» Stored entries:
START
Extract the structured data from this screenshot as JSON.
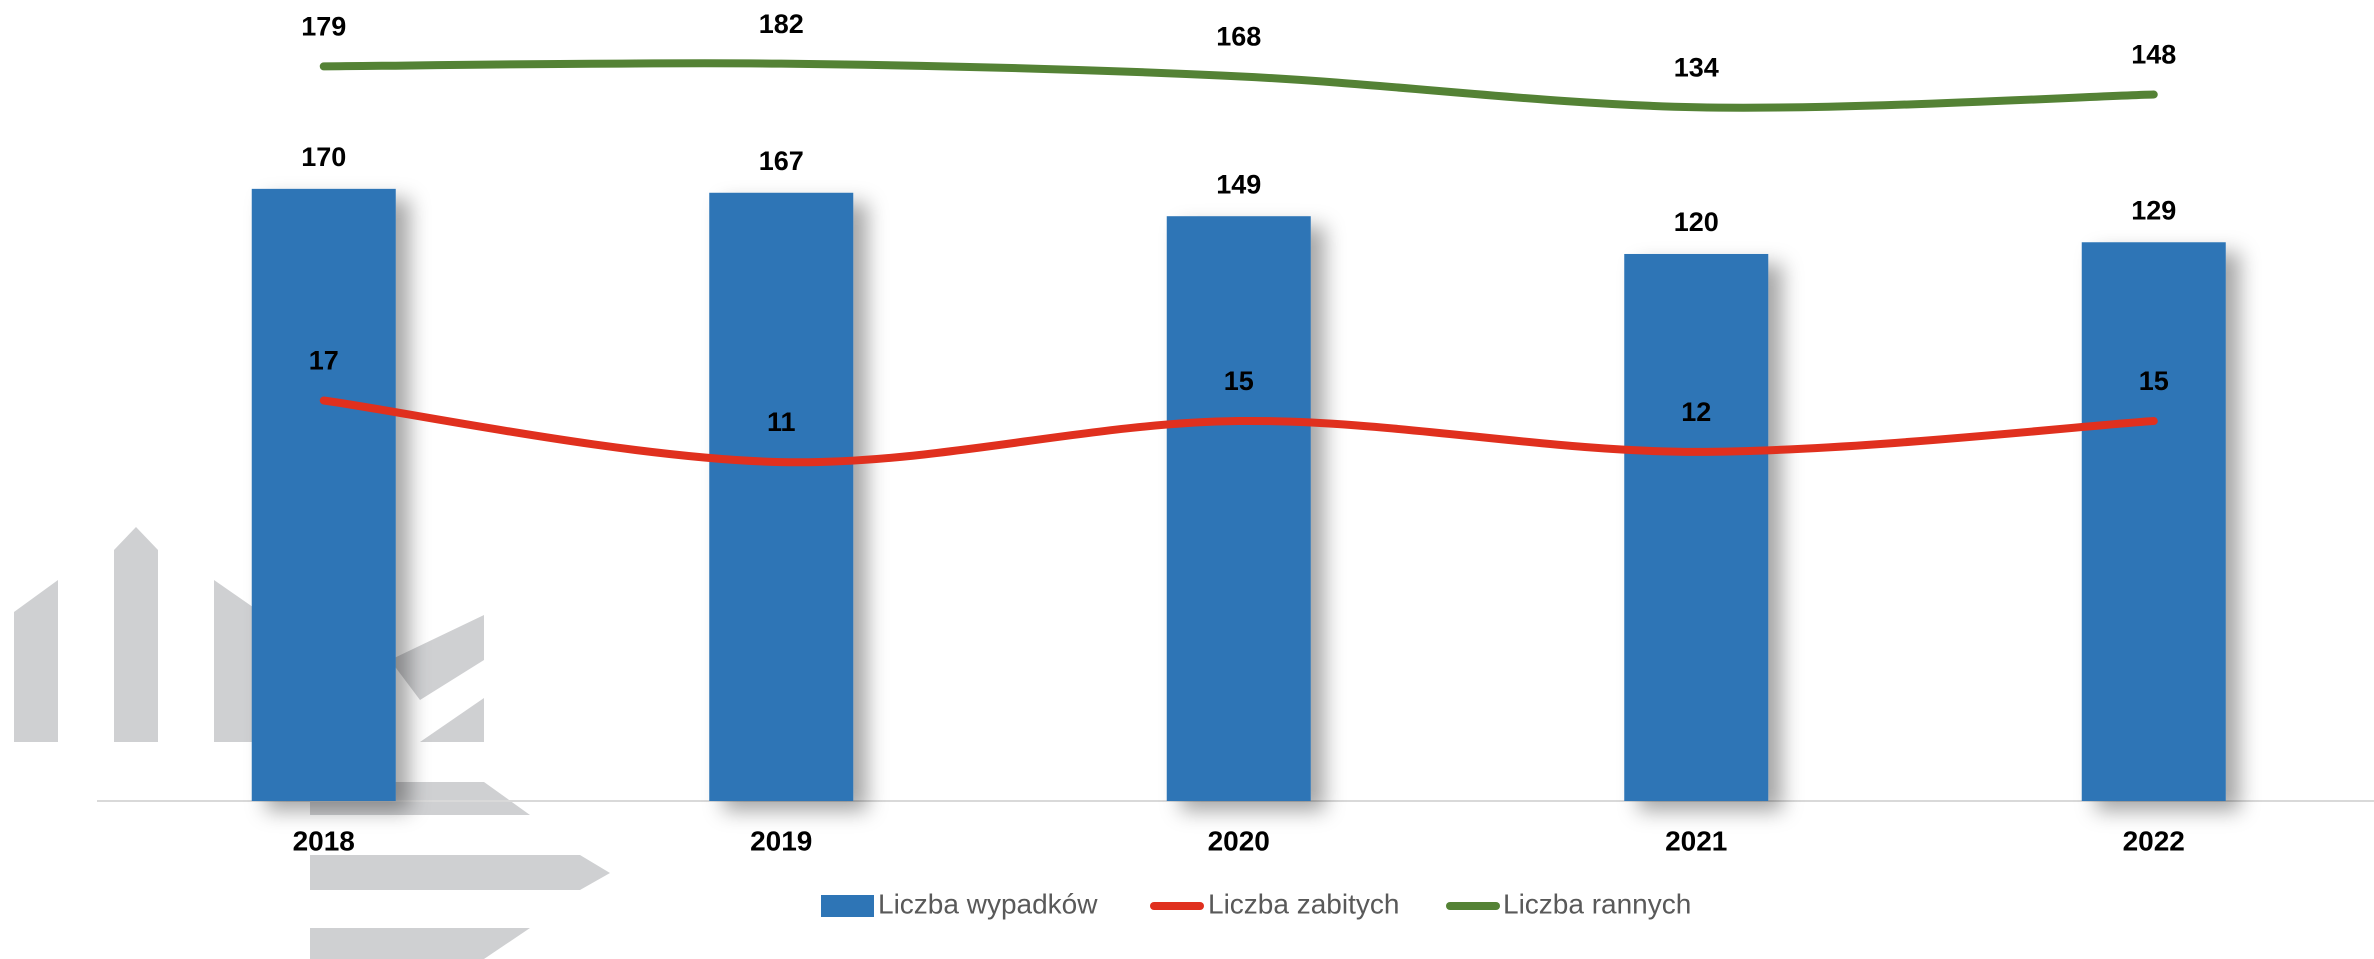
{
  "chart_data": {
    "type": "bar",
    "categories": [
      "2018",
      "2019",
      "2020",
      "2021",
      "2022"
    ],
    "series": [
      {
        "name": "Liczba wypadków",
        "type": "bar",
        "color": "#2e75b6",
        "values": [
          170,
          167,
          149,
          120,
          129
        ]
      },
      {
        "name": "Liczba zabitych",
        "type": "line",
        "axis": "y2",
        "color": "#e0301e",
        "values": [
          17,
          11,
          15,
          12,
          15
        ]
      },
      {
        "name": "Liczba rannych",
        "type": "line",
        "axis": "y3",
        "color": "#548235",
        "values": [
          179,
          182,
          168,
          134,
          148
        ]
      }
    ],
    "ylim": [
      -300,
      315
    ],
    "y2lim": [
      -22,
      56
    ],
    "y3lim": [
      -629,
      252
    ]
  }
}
END
» WHAT YOU ARE ASKED TO DO: Give every record again exactly, apart from the pictures, which stay out.

» RESULT OF THE EXERCISE:
Extract the structured data from this screenshot as JSON.
{
  "chart_data": {
    "type": "bar",
    "categories": [
      "2018",
      "2019",
      "2020",
      "2021",
      "2022"
    ],
    "series": [
      {
        "name": "Liczba wypadków",
        "type": "bar",
        "color": "#2e75b6",
        "values": [
          170,
          167,
          149,
          120,
          129
        ]
      },
      {
        "name": "Liczba zabitych",
        "type": "line",
        "axis": "y2",
        "color": "#e0301e",
        "values": [
          17,
          11,
          15,
          12,
          15
        ]
      },
      {
        "name": "Liczba rannych",
        "type": "line",
        "axis": "y3",
        "color": "#548235",
        "values": [
          179,
          182,
          168,
          134,
          148
        ]
      }
    ],
    "ylim": [
      -300,
      315
    ],
    "y2lim": [
      -22,
      56
    ],
    "y3lim": [
      -629,
      252
    ]
  }
}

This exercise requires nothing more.